(WHAT THIS TASK INVOLVES) Repeat the full listing, word for word.
--- start of RECORDS ---
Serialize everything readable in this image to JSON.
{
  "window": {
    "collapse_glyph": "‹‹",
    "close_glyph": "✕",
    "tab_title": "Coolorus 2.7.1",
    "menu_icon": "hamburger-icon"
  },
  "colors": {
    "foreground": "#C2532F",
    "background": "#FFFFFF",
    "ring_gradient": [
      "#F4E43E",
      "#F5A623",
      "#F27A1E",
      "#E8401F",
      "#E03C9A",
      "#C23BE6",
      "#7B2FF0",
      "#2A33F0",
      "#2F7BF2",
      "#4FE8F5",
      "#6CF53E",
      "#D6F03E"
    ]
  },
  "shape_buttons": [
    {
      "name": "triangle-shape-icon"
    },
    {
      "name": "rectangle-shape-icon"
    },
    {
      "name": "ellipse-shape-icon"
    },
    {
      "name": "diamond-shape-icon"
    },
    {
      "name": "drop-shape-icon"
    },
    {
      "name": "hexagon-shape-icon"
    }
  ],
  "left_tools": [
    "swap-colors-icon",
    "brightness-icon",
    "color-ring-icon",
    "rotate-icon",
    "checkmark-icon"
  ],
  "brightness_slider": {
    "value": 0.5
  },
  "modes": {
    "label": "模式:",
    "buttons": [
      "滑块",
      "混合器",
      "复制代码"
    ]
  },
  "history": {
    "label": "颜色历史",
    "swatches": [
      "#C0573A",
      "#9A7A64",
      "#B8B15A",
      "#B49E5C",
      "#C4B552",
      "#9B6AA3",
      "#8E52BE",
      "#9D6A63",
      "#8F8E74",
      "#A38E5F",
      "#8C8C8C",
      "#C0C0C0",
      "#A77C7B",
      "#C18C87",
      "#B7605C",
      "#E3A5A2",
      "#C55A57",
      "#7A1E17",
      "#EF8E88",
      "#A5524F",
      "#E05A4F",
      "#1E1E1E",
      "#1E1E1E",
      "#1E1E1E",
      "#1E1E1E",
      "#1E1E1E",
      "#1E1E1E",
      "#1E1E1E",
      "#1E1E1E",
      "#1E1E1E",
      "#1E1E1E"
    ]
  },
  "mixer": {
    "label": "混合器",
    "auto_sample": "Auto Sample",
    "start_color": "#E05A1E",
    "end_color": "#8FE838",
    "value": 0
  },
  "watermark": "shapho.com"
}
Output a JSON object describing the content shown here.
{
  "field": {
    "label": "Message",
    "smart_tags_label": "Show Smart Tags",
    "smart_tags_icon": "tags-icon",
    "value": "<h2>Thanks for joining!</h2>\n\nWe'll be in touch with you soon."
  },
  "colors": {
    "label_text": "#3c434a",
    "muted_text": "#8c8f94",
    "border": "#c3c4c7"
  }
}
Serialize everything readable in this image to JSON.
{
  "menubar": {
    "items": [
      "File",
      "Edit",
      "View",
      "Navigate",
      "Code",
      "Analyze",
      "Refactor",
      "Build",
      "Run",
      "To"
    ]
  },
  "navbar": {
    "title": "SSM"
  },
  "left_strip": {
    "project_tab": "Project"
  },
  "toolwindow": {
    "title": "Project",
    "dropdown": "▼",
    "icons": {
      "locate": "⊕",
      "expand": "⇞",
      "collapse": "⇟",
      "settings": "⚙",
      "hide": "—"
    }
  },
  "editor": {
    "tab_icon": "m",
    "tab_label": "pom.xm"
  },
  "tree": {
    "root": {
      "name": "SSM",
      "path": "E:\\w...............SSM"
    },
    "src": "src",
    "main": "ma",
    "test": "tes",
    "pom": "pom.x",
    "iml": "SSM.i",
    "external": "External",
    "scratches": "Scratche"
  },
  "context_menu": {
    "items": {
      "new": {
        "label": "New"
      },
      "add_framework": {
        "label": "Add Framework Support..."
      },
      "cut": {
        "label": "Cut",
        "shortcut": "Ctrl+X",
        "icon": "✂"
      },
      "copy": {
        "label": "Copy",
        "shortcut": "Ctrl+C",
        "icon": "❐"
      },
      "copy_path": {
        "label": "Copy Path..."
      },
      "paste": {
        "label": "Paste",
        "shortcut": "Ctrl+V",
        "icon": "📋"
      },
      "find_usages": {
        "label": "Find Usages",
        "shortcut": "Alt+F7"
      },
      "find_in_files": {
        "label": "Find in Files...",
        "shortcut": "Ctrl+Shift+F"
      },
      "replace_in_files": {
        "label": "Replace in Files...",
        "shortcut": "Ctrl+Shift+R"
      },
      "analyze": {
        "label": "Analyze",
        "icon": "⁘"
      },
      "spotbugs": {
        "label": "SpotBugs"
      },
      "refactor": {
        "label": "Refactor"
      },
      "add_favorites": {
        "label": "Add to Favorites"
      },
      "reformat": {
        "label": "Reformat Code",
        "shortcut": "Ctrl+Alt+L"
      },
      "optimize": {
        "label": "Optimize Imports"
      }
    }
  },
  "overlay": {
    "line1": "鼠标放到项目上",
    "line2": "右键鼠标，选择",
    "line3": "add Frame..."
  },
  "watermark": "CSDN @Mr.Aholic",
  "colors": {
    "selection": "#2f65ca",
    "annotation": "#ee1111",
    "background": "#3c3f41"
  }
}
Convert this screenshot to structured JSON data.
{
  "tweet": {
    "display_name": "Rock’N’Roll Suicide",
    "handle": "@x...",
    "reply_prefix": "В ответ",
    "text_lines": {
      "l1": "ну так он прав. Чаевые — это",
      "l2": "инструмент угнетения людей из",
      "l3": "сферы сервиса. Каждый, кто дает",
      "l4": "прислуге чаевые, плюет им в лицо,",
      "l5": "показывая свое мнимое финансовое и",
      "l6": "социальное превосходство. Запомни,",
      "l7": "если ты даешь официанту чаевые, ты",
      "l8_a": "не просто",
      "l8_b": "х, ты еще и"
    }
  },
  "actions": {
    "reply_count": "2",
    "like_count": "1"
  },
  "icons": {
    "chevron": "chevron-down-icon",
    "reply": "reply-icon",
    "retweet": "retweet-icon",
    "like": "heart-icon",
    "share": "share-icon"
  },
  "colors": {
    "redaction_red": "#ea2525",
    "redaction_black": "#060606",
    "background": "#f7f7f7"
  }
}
--- end of RECORDS ---
(EXPECTED OUTPUT)
Serialize everything readable in this image to JSON.
{
  "window": {
    "collapse_glyph": "‹‹",
    "close_glyph": "✕",
    "tab_title": "Coolorus 2.7.1",
    "menu_icon": "hamburger-icon"
  },
  "colors": {
    "foreground": "#C2532F",
    "background": "#FFFFFF",
    "ring_gradient": [
      "#F4E43E",
      "#F5A623",
      "#F27A1E",
      "#E8401F",
      "#E03C9A",
      "#C23BE6",
      "#7B2FF0",
      "#2A33F0",
      "#2F7BF2",
      "#4FE8F5",
      "#6CF53E",
      "#D6F03E"
    ]
  },
  "shape_buttons": [
    {
      "name": "triangle-shape-icon"
    },
    {
      "name": "rectangle-shape-icon"
    },
    {
      "name": "ellipse-shape-icon"
    },
    {
      "name": "diamond-shape-icon"
    },
    {
      "name": "drop-shape-icon"
    },
    {
      "name": "hexagon-shape-icon"
    }
  ],
  "left_tools": [
    "swap-colors-icon",
    "brightness-icon",
    "color-ring-icon",
    "rotate-icon",
    "checkmark-icon"
  ],
  "brightness_slider": {
    "value": 0.5
  },
  "modes": {
    "label": "模式:",
    "buttons": [
      "滑块",
      "混合器",
      "复制代码"
    ]
  },
  "history": {
    "label": "颜色历史",
    "swatches": [
      "#C0573A",
      "#9A7A64",
      "#B8B15A",
      "#B49E5C",
      "#C4B552",
      "#9B6AA3",
      "#8E52BE",
      "#9D6A63",
      "#8F8E74",
      "#A38E5F",
      "#8C8C8C",
      "#C0C0C0",
      "#A77C7B",
      "#C18C87",
      "#B7605C",
      "#E3A5A2",
      "#C55A57",
      "#7A1E17",
      "#EF8E88",
      "#A5524F",
      "#E05A4F",
      "#1E1E1E",
      "#1E1E1E",
      "#1E1E1E",
      "#1E1E1E",
      "#1E1E1E",
      "#1E1E1E",
      "#1E1E1E",
      "#1E1E1E",
      "#1E1E1E",
      "#1E1E1E"
    ]
  },
  "mixer": {
    "label": "混合器",
    "auto_sample": "Auto Sample",
    "start_color": "#E05A1E",
    "end_color": "#8FE838",
    "value": 0
  },
  "watermark": "shapho.com"
}
Output a JSON object describing the content shown here.
{
  "field": {
    "label": "Message",
    "smart_tags_label": "Show Smart Tags",
    "smart_tags_icon": "tags-icon",
    "value": "<h2>Thanks for joining!</h2>\n\nWe'll be in touch with you soon."
  },
  "colors": {
    "label_text": "#3c434a",
    "muted_text": "#8c8f94",
    "border": "#c3c4c7"
  }
}
Serialize everything readable in this image to JSON.
{
  "menubar": {
    "items": [
      "File",
      "Edit",
      "View",
      "Navigate",
      "Code",
      "Analyze",
      "Refactor",
      "Build",
      "Run",
      "To"
    ]
  },
  "navbar": {
    "title": "SSM"
  },
  "left_strip": {
    "project_tab": "Project"
  },
  "toolwindow": {
    "title": "Project",
    "dropdown": "▼",
    "icons": {
      "locate": "⊕",
      "expand": "⇞",
      "collapse": "⇟",
      "settings": "⚙",
      "hide": "—"
    }
  },
  "editor": {
    "tab_icon": "m",
    "tab_label": "pom.xm"
  },
  "tree": {
    "root": {
      "name": "SSM",
      "path": "E:\\w...............SSM"
    },
    "src": "src",
    "main": "ma",
    "test": "tes",
    "pom": "pom.x",
    "iml": "SSM.i",
    "external": "External",
    "scratches": "Scratche"
  },
  "context_menu": {
    "items": {
      "new": {
        "label": "New"
      },
      "add_framework": {
        "label": "Add Framework Support..."
      },
      "cut": {
        "label": "Cut",
        "shortcut": "Ctrl+X",
        "icon": "✂"
      },
      "copy": {
        "label": "Copy",
        "shortcut": "Ctrl+C",
        "icon": "❐"
      },
      "copy_path": {
        "label": "Copy Path..."
      },
      "paste": {
        "label": "Paste",
        "shortcut": "Ctrl+V",
        "icon": "📋"
      },
      "find_usages": {
        "label": "Find Usages",
        "shortcut": "Alt+F7"
      },
      "find_in_files": {
        "label": "Find in Files...",
        "shortcut": "Ctrl+Shift+F"
      },
      "replace_in_files": {
        "label": "Replace in Files...",
        "shortcut": "Ctrl+Shift+R"
      },
      "analyze": {
        "label": "Analyze",
        "icon": "⁘"
      },
      "spotbugs": {
        "label": "SpotBugs"
      },
      "refactor": {
        "label": "Refactor"
      },
      "add_favorites": {
        "label": "Add to Favorites"
      },
      "reformat": {
        "label": "Reformat Code",
        "shortcut": "Ctrl+Alt+L"
      },
      "optimize": {
        "label": "Optimize Imports"
      }
    }
  },
  "overlay": {
    "line1": "鼠标放到项目上",
    "line2": "右键鼠标，选择",
    "line3": "add Frame..."
  },
  "watermark": "CSDN @Mr.Aholic",
  "colors": {
    "selection": "#2f65ca",
    "annotation": "#ee1111",
    "background": "#3c3f41"
  }
}
Convert this screenshot to structured JSON data.
{
  "tweet": {
    "display_name": "Rock’N’Roll Suicide",
    "handle": "@x...",
    "reply_prefix": "В ответ",
    "text_lines": {
      "l1": "ну так он прав. Чаевые — это",
      "l2": "инструмент угнетения людей из",
      "l3": "сферы сервиса. Каждый, кто дает",
      "l4": "прислуге чаевые, плюет им в лицо,",
      "l5": "показывая свое мнимое финансовое и",
      "l6": "социальное превосходство. Запомни,",
      "l7": "если ты даешь официанту чаевые, ты",
      "l8_a": "не просто",
      "l8_b": "х, ты еще и"
    }
  },
  "actions": {
    "reply_count": "2",
    "like_count": "1"
  },
  "icons": {
    "chevron": "chevron-down-icon",
    "reply": "reply-icon",
    "retweet": "retweet-icon",
    "like": "heart-icon",
    "share": "share-icon"
  },
  "colors": {
    "redaction_red": "#ea2525",
    "redaction_black": "#060606",
    "background": "#f7f7f7"
  }
}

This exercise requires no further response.